**AIM**
Return all lines with the word "NASDAQ" in them.

(Figure dataset records)
▼▼▼

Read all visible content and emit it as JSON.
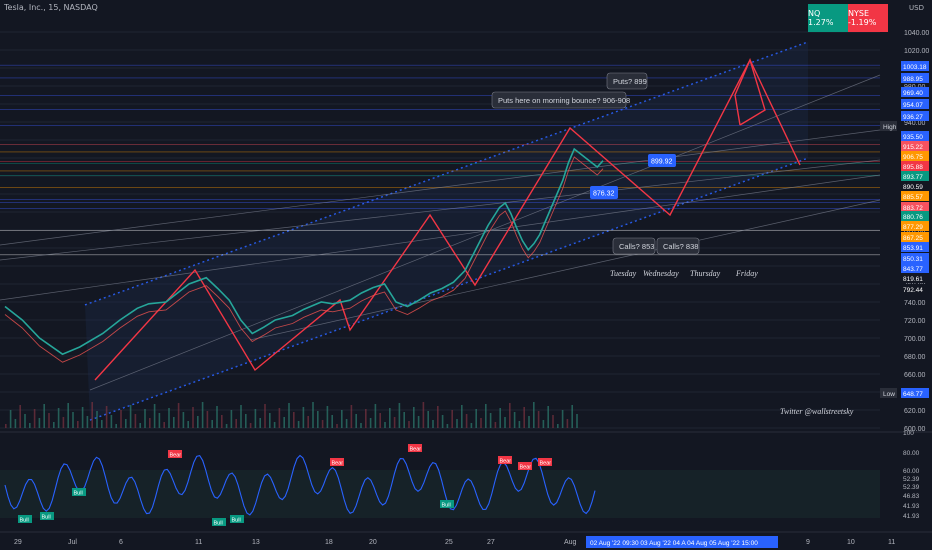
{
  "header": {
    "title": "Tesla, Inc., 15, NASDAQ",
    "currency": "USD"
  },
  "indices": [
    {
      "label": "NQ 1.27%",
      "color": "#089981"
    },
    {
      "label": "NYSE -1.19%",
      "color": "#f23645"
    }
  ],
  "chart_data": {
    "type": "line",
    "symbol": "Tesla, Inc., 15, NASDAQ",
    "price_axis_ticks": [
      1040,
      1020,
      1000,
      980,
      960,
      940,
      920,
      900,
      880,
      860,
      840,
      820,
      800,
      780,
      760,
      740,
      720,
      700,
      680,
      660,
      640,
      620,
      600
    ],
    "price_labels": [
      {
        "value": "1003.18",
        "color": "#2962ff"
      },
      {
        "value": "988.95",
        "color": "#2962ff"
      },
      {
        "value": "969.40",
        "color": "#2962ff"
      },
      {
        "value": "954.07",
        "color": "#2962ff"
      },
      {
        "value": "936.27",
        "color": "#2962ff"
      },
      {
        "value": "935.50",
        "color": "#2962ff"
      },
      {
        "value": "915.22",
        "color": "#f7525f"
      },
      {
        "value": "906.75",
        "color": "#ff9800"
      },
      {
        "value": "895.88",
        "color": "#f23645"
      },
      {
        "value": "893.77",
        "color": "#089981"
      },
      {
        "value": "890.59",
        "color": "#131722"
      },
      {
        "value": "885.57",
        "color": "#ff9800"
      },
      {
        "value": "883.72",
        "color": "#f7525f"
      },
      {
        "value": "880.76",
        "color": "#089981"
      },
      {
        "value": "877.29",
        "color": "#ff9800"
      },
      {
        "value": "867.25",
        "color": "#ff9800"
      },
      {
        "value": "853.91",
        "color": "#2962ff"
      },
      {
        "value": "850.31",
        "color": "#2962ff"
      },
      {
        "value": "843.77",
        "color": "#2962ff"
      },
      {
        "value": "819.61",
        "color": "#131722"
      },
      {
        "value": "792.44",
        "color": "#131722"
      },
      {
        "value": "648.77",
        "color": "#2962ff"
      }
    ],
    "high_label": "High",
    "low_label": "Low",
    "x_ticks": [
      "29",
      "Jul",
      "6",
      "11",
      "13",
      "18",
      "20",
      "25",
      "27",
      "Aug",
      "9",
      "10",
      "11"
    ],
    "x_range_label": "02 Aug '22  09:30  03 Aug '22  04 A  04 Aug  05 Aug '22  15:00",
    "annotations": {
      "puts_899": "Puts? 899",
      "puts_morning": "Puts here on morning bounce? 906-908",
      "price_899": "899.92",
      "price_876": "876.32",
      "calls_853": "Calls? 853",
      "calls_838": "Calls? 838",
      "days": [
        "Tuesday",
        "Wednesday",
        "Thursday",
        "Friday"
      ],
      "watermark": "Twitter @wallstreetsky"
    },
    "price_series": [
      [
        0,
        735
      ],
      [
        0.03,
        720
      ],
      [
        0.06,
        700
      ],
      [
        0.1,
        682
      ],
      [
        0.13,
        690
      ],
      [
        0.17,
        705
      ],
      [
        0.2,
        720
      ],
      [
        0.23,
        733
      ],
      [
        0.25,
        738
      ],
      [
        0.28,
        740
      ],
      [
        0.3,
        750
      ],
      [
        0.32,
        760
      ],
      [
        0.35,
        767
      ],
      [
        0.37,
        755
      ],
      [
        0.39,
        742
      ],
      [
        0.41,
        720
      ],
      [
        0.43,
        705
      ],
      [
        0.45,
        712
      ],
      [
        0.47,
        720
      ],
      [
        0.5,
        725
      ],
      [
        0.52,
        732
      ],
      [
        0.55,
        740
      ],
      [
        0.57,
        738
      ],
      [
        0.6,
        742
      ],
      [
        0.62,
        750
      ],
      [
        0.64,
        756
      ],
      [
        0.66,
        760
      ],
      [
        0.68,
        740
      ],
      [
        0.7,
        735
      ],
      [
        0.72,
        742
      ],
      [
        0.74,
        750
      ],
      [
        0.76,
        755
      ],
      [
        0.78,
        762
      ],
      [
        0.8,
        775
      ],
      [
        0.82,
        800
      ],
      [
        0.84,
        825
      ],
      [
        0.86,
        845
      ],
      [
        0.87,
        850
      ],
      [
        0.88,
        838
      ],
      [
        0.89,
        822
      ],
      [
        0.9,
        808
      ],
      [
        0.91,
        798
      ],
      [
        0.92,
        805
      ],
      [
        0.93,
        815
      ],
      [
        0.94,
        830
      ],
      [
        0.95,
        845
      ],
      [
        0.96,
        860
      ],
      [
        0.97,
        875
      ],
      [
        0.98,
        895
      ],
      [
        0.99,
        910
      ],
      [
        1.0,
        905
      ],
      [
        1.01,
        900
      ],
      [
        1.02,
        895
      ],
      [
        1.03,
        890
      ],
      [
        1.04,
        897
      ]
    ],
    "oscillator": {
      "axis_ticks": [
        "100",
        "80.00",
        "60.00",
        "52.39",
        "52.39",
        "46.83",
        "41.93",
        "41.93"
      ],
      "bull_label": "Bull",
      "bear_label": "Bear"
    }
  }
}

▲▲▲
▼▼▼

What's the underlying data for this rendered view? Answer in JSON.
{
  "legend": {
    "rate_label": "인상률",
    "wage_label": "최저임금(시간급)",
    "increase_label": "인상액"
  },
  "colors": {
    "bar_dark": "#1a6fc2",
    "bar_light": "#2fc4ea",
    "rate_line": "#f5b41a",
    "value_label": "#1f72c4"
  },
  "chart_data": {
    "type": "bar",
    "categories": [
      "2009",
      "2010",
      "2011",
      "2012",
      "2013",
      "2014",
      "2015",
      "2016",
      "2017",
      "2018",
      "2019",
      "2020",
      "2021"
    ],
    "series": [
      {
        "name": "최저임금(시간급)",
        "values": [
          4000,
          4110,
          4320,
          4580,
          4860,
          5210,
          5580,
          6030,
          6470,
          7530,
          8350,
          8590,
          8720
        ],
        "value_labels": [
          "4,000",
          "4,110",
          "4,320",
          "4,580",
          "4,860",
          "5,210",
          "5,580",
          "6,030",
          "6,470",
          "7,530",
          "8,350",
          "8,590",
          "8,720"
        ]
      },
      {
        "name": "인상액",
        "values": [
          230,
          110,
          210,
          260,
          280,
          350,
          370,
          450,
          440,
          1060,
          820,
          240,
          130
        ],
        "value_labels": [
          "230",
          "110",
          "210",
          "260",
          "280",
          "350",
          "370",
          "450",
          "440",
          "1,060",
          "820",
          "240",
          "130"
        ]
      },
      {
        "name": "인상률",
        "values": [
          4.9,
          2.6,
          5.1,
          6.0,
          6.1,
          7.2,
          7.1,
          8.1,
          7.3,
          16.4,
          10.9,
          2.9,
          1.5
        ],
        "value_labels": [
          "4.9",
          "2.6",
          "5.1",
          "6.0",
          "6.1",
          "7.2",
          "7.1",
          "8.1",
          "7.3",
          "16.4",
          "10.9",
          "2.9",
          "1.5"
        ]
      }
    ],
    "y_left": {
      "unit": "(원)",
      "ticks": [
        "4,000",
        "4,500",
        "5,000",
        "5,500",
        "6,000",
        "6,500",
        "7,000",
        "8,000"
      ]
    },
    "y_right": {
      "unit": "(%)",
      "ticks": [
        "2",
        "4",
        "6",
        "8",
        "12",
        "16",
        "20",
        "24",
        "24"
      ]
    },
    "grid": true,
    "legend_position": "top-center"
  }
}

▲▲▲

**OUTPUT**
    "title": "Tesla, Inc., 15, NASDAQ",
    "symbol": "Tesla, Inc., 15, NASDAQ",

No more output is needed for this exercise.